Given instruction: Each entry below is to be written out exactly, and the pictures are to be left out.

══════

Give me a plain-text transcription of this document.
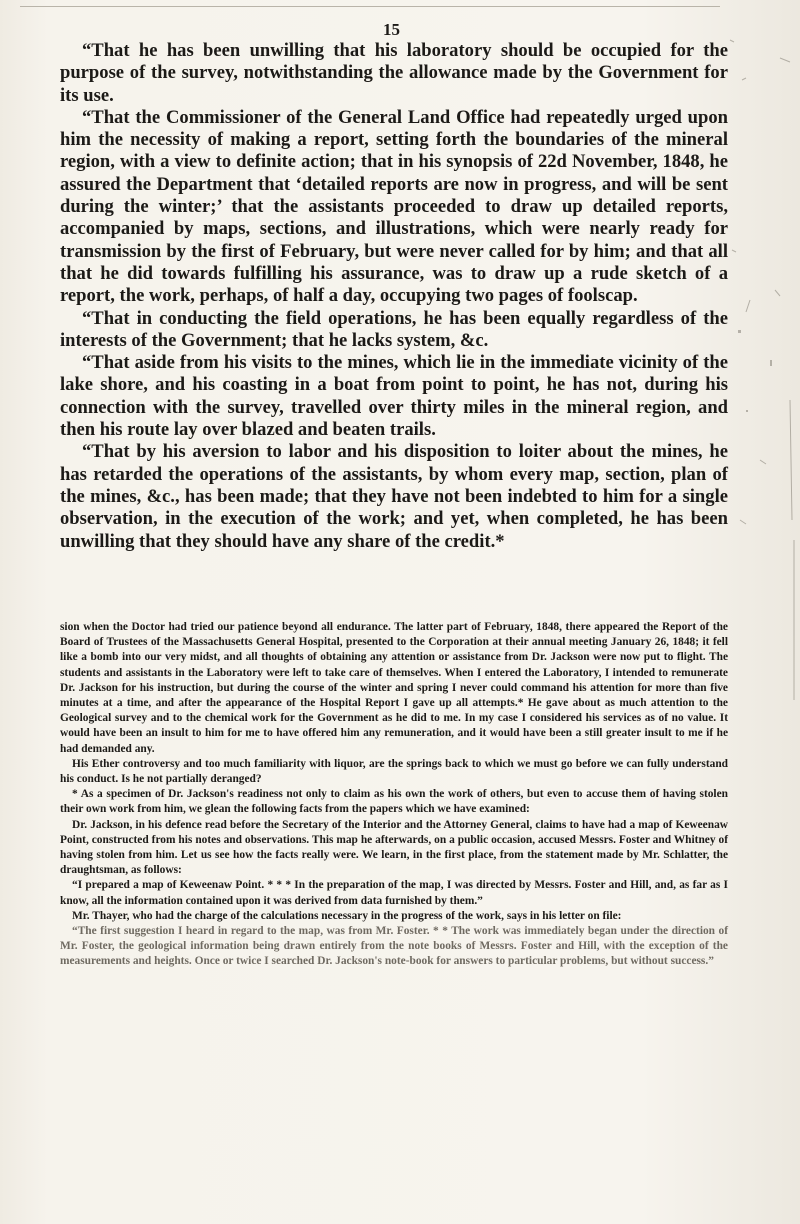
15

“That he has been unwilling that his laboratory should be occupied for the purpose of the survey, notwithstanding the allowance made by the Government for its use.

“That the Commissioner of the General Land Office had repeatedly urged upon him the necessity of making a report, setting forth the boundaries of the mineral region, with a view to definite action; that in his synopsis of 22d November, 1848, he assured the Department that ‘detailed reports are now in progress, and will be sent during the winter;’ that the assistants proceeded to draw up detailed reports, accompanied by maps, sections, and illustrations, which were nearly ready for transmission by the first of February, but were never called for by him; and that all that he did towards fulfilling his assurance, was to draw up a rude sketch of a report, the work, perhaps, of half a day, occupying two pages of foolscap.

“That in conducting the field operations, he has been equally regardless of the interests of the Government; that he lacks system, &c.

“That aside from his visits to the mines, which lie in the immediate vicinity of the lake shore, and his coasting in a boat from point to point, he has not, during his connection with the survey, travelled over thirty miles in the mineral region, and then his route lay over blazed and beaten trails.

“That by his aversion to labor and his disposition to loiter about the mines, he has retarded the operations of the assistants, by whom every map, section, plan of the mines, &c., has been made; that they have not been indebted to him for a single observation, in the execution of the work; and yet, when completed, he has been unwilling that they should have any share of the credit.*

sion when the Doctor had tried our patience beyond all endurance. The latter part of February, 1848, there appeared the Report of the Board of Trustees of the Massachusetts General Hospital, presented to the Corporation at their annual meeting January 26, 1848; it fell like a bomb into our very midst, and all thoughts of obtaining any attention or assistance from Dr. Jackson were now put to flight. The students and assistants in the Laboratory were left to take care of themselves. When I entered the Laboratory, I intended to remunerate Dr. Jackson for his instruction, but during the course of the winter and spring I never could command his attention for more than five minutes at a time, and after the appearance of the Hospital Report I gave up all attempts.* He gave about as much attention to the Geological survey and to the chemical work for the Government as he did to me. In my case I considered his services as of no value. It would have been an insult to him for me to have offered him any remuneration, and it would have been a still greater insult to me if he had demanded any.

His Ether controversy and too much familiarity with liquor, are the springs back to which we must go before we can fully understand his conduct. Is he not partially deranged?

* As a specimen of Dr. Jackson's readiness not only to claim as his own the work of others, but even to accuse them of having stolen their own work from him, we glean the following facts from the papers which we have examined:

Dr. Jackson, in his defence read before the Secretary of the Interior and the Attorney General, claims to have had a map of Keweenaw Point, constructed from his notes and observations. This map he afterwards, on a public occasion, accused Messrs. Foster and Whitney of having stolen from him. Let us see how the facts really were. We learn, in the first place, from the statement made by Mr. Schlatter, the draughtsman, as follows:

“I prepared a map of Keweenaw Point. * * * In the preparation of the map, I was directed by Messrs. Foster and Hill, and, as far as I know, all the information contained upon it was derived from data furnished by them.”

Mr. Thayer, who had the charge of the calculations necessary in the progress of the work, says in his letter on file:

“The first suggestion I heard in regard to the map, was from Mr. Foster. * * The work was immediately began under the direction of Mr. Foster, the geological information being drawn entirely from the note books of Messrs. Foster and Hill, with the exception of the measurements and heights. Once or twice I searched Dr. Jackson's note-book for answers to particular problems, but without success.”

══════

Output of the exercise:
Give me a plain-text transcription of this document.
15

“That he has been unwilling that his laboratory should be occupied for the purpose of the survey, notwithstanding the allowance made by the Government for its use.

“That the Commissioner of the General Land Office had repeatedly urged upon him the necessity of making a report, setting forth the boundaries of the mineral region, with a view to definite action; that in his synopsis of 22d November, 1848, he assured the Department that ‘detailed reports are now in progress, and will be sent during the winter;’ that the assistants proceeded to draw up detailed reports, accompanied by maps, sections, and illustrations, which were nearly ready for transmission by the first of February, but were never called for by him; and that all that he did towards fulfilling his assurance, was to draw up a rude sketch of a report, the work, perhaps, of half a day, occupying two pages of foolscap.

“That in conducting the field operations, he has been equally regardless of the interests of the Government; that he lacks system, &c.

“That aside from his visits to the mines, which lie in the immediate vicinity of the lake shore, and his coasting in a boat from point to point, he has not, during his connection with the survey, travelled over thirty miles in the mineral region, and then his route lay over blazed and beaten trails.

“That by his aversion to labor and his disposition to loiter about the mines, he has retarded the operations of the assistants, by whom every map, section, plan of the mines, &c., has been made; that they have not been indebted to him for a single observation, in the execution of the work; and yet, when completed, he has been unwilling that they should have any share of the credit.*

sion when the Doctor had tried our patience beyond all endurance. The latter part of February, 1848, there appeared the Report of the Board of Trustees of the Massachusetts General Hospital, presented to the Corporation at their annual meeting January 26, 1848; it fell like a bomb into our very midst, and all thoughts of obtaining any attention or assistance from Dr. Jackson were now put to flight. The students and assistants in the Laboratory were left to take care of themselves. When I entered the Laboratory, I intended to remunerate Dr. Jackson for his instruction, but during the course of the winter and spring I never could command his attention for more than five minutes at a time, and after the appearance of the Hospital Report I gave up all attempts.* He gave about as much attention to the Geological survey and to the chemical work for the Government as he did to me. In my case I considered his services as of no value. It would have been an insult to him for me to have offered him any remuneration, and it would have been a still greater insult to me if he had demanded any.

His Ether controversy and too much familiarity with liquor, are the springs back to which we must go before we can fully understand his conduct. Is he not partially deranged?

* As a specimen of Dr. Jackson's readiness not only to claim as his own the work of others, but even to accuse them of having stolen their own work from him, we glean the following facts from the papers which we have examined:

Dr. Jackson, in his defence read before the Secretary of the Interior and the Attorney General, claims to have had a map of Keweenaw Point, constructed from his notes and observations. This map he afterwards, on a public occasion, accused Messrs. Foster and Whitney of having stolen from him. Let us see how the facts really were. We learn, in the first place, from the statement made by Mr. Schlatter, the draughtsman, as follows:

“I prepared a map of Keweenaw Point. * * * In the preparation of the map, I was directed by Messrs. Foster and Hill, and, as far as I know, all the information contained upon it was derived from data furnished by them.”

Mr. Thayer, who had the charge of the calculations necessary in the progress of the work, says in his letter on file:

“The first suggestion I heard in regard to the map, was from Mr. Foster. * * The work was immediately began under the direction of Mr. Foster, the geological information being drawn entirely from the note books of Messrs. Foster and Hill, with the exception of the measurements and heights. Once or twice I searched Dr. Jackson's note-book for answers to particular problems, but without success.”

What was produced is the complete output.